▸ **Prompt**
Exactly reproduce each entry, leaving out nothing.

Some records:
------------------------------------
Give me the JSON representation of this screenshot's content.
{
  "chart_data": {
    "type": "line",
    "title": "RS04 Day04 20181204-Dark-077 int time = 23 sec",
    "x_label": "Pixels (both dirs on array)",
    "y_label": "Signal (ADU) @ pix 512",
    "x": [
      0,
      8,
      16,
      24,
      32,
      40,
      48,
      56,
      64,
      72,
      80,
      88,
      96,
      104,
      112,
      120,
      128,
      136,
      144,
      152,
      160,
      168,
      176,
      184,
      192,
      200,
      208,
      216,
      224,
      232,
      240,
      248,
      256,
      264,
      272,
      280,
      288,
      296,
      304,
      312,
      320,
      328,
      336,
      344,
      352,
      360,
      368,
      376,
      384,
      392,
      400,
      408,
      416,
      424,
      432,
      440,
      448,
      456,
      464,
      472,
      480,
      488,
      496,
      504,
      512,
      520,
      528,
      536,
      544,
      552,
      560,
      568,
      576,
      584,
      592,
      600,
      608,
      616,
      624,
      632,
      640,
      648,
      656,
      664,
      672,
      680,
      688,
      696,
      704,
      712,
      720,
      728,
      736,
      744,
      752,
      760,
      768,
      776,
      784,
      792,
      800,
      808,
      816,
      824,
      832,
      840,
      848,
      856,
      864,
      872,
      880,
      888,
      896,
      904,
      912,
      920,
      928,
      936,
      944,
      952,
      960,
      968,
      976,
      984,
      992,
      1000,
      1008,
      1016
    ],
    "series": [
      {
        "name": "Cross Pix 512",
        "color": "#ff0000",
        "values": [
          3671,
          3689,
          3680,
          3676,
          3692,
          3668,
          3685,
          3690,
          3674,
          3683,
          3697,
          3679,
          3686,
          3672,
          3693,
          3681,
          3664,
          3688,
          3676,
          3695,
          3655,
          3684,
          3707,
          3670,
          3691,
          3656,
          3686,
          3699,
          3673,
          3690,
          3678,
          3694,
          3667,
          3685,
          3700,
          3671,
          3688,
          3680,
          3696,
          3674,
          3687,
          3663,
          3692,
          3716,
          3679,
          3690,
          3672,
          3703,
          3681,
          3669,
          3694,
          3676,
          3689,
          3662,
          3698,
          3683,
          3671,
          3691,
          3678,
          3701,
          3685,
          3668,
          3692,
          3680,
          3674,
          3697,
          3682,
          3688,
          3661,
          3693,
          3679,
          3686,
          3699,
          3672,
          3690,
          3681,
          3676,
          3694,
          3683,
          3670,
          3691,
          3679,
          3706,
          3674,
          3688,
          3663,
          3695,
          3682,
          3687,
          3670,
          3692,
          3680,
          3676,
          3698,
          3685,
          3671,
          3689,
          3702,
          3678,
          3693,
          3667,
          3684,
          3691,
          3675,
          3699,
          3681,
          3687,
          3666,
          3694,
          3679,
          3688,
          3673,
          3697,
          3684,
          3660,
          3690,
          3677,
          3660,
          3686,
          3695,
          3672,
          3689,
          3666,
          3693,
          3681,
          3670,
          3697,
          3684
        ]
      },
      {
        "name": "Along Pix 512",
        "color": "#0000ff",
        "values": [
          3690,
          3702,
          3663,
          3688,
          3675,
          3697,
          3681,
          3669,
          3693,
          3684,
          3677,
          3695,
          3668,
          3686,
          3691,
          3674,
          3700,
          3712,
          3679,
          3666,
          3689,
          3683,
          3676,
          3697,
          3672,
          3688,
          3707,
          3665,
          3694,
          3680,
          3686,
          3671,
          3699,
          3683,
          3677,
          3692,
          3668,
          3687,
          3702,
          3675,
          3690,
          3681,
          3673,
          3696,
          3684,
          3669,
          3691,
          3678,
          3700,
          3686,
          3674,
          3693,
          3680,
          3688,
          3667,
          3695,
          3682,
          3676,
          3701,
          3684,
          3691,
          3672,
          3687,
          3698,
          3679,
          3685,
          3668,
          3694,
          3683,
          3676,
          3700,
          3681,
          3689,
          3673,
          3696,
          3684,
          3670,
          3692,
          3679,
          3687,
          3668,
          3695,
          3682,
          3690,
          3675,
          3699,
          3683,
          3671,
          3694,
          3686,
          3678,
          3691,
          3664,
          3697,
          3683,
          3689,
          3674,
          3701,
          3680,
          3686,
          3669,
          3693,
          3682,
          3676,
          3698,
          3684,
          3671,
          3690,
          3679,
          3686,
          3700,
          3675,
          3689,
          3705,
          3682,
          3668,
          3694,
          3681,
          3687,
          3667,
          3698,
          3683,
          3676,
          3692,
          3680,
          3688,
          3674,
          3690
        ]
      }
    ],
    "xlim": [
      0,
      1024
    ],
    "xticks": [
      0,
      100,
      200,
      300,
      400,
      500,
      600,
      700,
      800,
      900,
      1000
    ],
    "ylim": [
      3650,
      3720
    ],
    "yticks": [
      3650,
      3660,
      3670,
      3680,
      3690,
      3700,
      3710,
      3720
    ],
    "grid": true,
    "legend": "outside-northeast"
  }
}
------------------------------------
▸ **Result for this task**
Give me the JSON representation of this screenshot's content.
{
  "chart_data": {
    "type": "line",
    "title": "RS04 Day04 20181204-Dark-077 int time = 23 sec",
    "x_label": "Pixels (both dirs on array)",
    "y_label": "Signal (ADU) @ pix 512",
    "x": [
      0,
      8,
      16,
      24,
      32,
      40,
      48,
      56,
      64,
      72,
      80,
      88,
      96,
      104,
      112,
      120,
      128,
      136,
      144,
      152,
      160,
      168,
      176,
      184,
      192,
      200,
      208,
      216,
      224,
      232,
      240,
      248,
      256,
      264,
      272,
      280,
      288,
      296,
      304,
      312,
      320,
      328,
      336,
      344,
      352,
      360,
      368,
      376,
      384,
      392,
      400,
      408,
      416,
      424,
      432,
      440,
      448,
      456,
      464,
      472,
      480,
      488,
      496,
      504,
      512,
      520,
      528,
      536,
      544,
      552,
      560,
      568,
      576,
      584,
      592,
      600,
      608,
      616,
      624,
      632,
      640,
      648,
      656,
      664,
      672,
      680,
      688,
      696,
      704,
      712,
      720,
      728,
      736,
      744,
      752,
      760,
      768,
      776,
      784,
      792,
      800,
      808,
      816,
      824,
      832,
      840,
      848,
      856,
      864,
      872,
      880,
      888,
      896,
      904,
      912,
      920,
      928,
      936,
      944,
      952,
      960,
      968,
      976,
      984,
      992,
      1000,
      1008,
      1016
    ],
    "series": [
      {
        "name": "Cross Pix 512",
        "color": "#ff0000",
        "values": [
          3671,
          3689,
          3680,
          3676,
          3692,
          3668,
          3685,
          3690,
          3674,
          3683,
          3697,
          3679,
          3686,
          3672,
          3693,
          3681,
          3664,
          3688,
          3676,
          3695,
          3655,
          3684,
          3707,
          3670,
          3691,
          3656,
          3686,
          3699,
          3673,
          3690,
          3678,
          3694,
          3667,
          3685,
          3700,
          3671,
          3688,
          3680,
          3696,
          3674,
          3687,
          3663,
          3692,
          3716,
          3679,
          3690,
          3672,
          3703,
          3681,
          3669,
          3694,
          3676,
          3689,
          3662,
          3698,
          3683,
          3671,
          3691,
          3678,
          3701,
          3685,
          3668,
          3692,
          3680,
          3674,
          3697,
          3682,
          3688,
          3661,
          3693,
          3679,
          3686,
          3699,
          3672,
          3690,
          3681,
          3676,
          3694,
          3683,
          3670,
          3691,
          3679,
          3706,
          3674,
          3688,
          3663,
          3695,
          3682,
          3687,
          3670,
          3692,
          3680,
          3676,
          3698,
          3685,
          3671,
          3689,
          3702,
          3678,
          3693,
          3667,
          3684,
          3691,
          3675,
          3699,
          3681,
          3687,
          3666,
          3694,
          3679,
          3688,
          3673,
          3697,
          3684,
          3660,
          3690,
          3677,
          3660,
          3686,
          3695,
          3672,
          3689,
          3666,
          3693,
          3681,
          3670,
          3697,
          3684
        ]
      },
      {
        "name": "Along Pix 512",
        "color": "#0000ff",
        "values": [
          3690,
          3702,
          3663,
          3688,
          3675,
          3697,
          3681,
          3669,
          3693,
          3684,
          3677,
          3695,
          3668,
          3686,
          3691,
          3674,
          3700,
          3712,
          3679,
          3666,
          3689,
          3683,
          3676,
          3697,
          3672,
          3688,
          3707,
          3665,
          3694,
          3680,
          3686,
          3671,
          3699,
          3683,
          3677,
          3692,
          3668,
          3687,
          3702,
          3675,
          3690,
          3681,
          3673,
          3696,
          3684,
          3669,
          3691,
          3678,
          3700,
          3686,
          3674,
          3693,
          3680,
          3688,
          3667,
          3695,
          3682,
          3676,
          3701,
          3684,
          3691,
          3672,
          3687,
          3698,
          3679,
          3685,
          3668,
          3694,
          3683,
          3676,
          3700,
          3681,
          3689,
          3673,
          3696,
          3684,
          3670,
          3692,
          3679,
          3687,
          3668,
          3695,
          3682,
          3690,
          3675,
          3699,
          3683,
          3671,
          3694,
          3686,
          3678,
          3691,
          3664,
          3697,
          3683,
          3689,
          3674,
          3701,
          3680,
          3686,
          3669,
          3693,
          3682,
          3676,
          3698,
          3684,
          3671,
          3690,
          3679,
          3686,
          3700,
          3675,
          3689,
          3705,
          3682,
          3668,
          3694,
          3681,
          3687,
          3667,
          3698,
          3683,
          3676,
          3692,
          3680,
          3688,
          3674,
          3690
        ]
      }
    ],
    "xlim": [
      0,
      1024
    ],
    "xticks": [
      0,
      100,
      200,
      300,
      400,
      500,
      600,
      700,
      800,
      900,
      1000
    ],
    "ylim": [
      3650,
      3720
    ],
    "yticks": [
      3650,
      3660,
      3670,
      3680,
      3690,
      3700,
      3710,
      3720
    ],
    "grid": true,
    "legend": "outside-northeast"
  }
}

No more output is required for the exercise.